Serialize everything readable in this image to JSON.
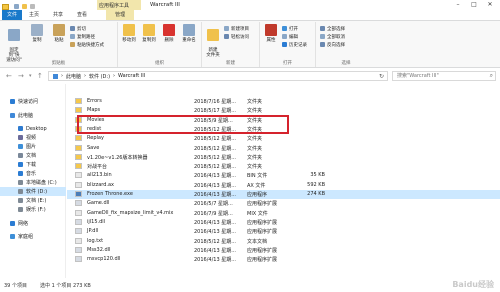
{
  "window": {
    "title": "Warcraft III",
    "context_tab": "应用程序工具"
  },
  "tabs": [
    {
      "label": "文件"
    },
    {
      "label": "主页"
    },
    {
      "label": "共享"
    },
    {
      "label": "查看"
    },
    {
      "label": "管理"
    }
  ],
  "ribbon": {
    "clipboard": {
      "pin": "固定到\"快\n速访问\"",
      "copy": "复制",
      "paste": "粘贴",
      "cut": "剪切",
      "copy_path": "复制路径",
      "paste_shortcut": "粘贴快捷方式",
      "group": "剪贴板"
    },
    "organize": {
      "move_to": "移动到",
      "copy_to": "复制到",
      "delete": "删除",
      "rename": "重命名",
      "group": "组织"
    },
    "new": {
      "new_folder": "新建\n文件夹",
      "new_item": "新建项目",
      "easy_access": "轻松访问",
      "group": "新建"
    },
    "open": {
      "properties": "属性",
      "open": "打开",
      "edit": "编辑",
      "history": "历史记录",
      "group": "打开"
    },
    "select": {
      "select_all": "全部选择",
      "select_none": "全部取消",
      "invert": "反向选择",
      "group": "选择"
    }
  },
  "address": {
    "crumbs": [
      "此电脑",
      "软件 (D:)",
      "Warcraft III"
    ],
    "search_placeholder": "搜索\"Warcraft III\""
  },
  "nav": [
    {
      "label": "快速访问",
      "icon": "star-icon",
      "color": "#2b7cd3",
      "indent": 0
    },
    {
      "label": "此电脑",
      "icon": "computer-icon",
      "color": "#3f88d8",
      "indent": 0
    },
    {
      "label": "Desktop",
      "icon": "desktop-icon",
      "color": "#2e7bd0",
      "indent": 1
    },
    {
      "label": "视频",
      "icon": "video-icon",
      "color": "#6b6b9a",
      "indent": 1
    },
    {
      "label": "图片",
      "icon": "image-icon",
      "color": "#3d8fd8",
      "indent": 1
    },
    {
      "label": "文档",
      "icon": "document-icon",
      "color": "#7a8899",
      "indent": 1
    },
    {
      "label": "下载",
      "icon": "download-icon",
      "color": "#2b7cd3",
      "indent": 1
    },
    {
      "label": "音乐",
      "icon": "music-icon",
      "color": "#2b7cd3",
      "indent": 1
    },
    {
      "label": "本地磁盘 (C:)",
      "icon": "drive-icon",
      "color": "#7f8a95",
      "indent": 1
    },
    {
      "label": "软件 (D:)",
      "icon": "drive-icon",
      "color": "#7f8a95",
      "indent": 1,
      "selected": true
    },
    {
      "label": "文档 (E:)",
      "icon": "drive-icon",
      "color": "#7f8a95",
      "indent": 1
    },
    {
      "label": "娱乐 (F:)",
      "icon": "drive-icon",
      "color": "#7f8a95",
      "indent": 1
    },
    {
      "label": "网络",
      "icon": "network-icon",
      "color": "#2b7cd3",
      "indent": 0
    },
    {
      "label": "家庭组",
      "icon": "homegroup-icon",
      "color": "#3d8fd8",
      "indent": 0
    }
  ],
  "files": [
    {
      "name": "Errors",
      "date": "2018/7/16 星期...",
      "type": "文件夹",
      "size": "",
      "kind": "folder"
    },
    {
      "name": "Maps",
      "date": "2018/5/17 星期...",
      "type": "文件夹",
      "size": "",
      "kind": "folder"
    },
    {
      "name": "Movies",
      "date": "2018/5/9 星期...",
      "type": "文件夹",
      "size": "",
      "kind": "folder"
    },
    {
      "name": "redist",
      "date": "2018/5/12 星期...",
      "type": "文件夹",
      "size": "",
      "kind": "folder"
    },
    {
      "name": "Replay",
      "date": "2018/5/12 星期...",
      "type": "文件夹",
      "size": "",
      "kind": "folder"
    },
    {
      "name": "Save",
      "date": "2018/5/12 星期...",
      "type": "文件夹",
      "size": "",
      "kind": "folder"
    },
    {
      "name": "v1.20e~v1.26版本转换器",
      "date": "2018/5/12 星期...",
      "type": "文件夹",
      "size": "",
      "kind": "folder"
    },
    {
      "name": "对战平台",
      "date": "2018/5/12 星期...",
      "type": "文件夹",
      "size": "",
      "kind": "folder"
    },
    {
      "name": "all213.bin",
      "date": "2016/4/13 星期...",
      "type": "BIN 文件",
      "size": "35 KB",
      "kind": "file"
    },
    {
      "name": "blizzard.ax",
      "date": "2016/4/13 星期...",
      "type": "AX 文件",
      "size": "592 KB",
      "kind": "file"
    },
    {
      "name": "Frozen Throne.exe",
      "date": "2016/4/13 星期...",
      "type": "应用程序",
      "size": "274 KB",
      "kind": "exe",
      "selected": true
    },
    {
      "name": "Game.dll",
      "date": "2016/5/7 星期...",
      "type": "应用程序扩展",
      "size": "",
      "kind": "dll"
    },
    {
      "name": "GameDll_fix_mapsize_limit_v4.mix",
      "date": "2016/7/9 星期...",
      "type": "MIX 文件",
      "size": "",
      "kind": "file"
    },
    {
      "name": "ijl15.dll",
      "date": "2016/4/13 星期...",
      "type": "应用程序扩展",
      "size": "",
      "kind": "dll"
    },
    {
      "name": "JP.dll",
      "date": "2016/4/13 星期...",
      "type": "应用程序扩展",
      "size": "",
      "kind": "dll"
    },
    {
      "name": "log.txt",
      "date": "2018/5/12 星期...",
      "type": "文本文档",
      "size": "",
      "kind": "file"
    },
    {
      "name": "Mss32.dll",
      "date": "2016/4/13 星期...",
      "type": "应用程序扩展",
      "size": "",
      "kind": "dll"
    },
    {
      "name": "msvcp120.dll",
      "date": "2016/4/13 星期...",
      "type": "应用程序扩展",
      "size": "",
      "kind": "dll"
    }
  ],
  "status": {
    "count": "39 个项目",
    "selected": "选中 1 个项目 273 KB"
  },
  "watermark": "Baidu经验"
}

...

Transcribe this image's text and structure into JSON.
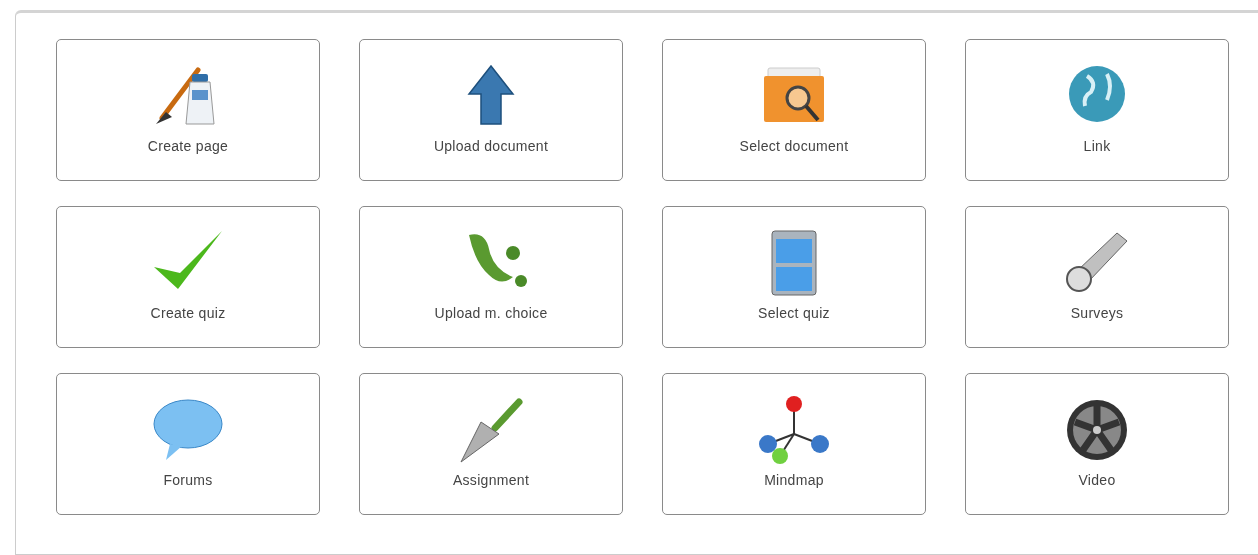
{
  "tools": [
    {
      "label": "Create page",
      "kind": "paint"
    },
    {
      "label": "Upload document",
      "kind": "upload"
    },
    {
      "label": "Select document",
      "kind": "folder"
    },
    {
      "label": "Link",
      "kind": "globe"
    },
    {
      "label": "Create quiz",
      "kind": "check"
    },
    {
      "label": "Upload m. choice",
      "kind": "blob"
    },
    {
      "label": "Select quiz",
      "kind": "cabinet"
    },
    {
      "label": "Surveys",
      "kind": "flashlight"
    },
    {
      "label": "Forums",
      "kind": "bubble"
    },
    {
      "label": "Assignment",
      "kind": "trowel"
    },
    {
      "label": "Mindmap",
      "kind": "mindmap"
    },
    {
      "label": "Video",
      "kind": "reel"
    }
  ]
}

* Short exercise: In the entries above, find each line with the string "this" and copy it.

* Finished task:
Serialize everything readable in this image to JSON.
Transcribe this image's text and structure into JSON.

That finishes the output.